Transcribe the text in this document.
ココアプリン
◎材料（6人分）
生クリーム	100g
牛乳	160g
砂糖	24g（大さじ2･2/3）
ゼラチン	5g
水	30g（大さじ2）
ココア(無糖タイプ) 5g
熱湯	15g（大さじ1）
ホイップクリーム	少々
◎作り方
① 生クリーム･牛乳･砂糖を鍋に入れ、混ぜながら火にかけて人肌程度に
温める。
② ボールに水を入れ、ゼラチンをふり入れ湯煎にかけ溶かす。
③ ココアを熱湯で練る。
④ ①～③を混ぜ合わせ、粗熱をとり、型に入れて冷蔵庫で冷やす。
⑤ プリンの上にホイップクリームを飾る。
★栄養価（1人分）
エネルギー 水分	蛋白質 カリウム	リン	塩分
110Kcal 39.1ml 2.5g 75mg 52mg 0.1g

§ Your instructions: Print every record above exactly as written.

§ Result of the task:
Transcribe the text in this document.
ココアプリン
◎材料（6人分）
生クリーム	100g
牛乳	160g
砂糖	24g（大さじ2･2/3）
ゼラチン	5g
水	30g（大さじ2）
ココア(無糖タイプ) 5g
熱湯	15g（大さじ1）
ホイップクリーム	少々
◎作り方
① 生クリーム･牛乳･砂糖を鍋に入れ、混ぜながら火にかけて人肌程度に
温める。
② ボールに水を入れ、ゼラチンをふり入れ湯煎にかけ溶かす。
③ ココアを熱湯で練る。
④ ①～③を混ぜ合わせ、粗熱をとり、型に入れて冷蔵庫で冷やす。
⑤ プリンの上にホイップクリームを飾る。
★栄養価（1人分）
エネルギー 水分	蛋白質 カリウム	リン	塩分
110Kcal 39.1ml 2.5g 75mg 52mg 0.1g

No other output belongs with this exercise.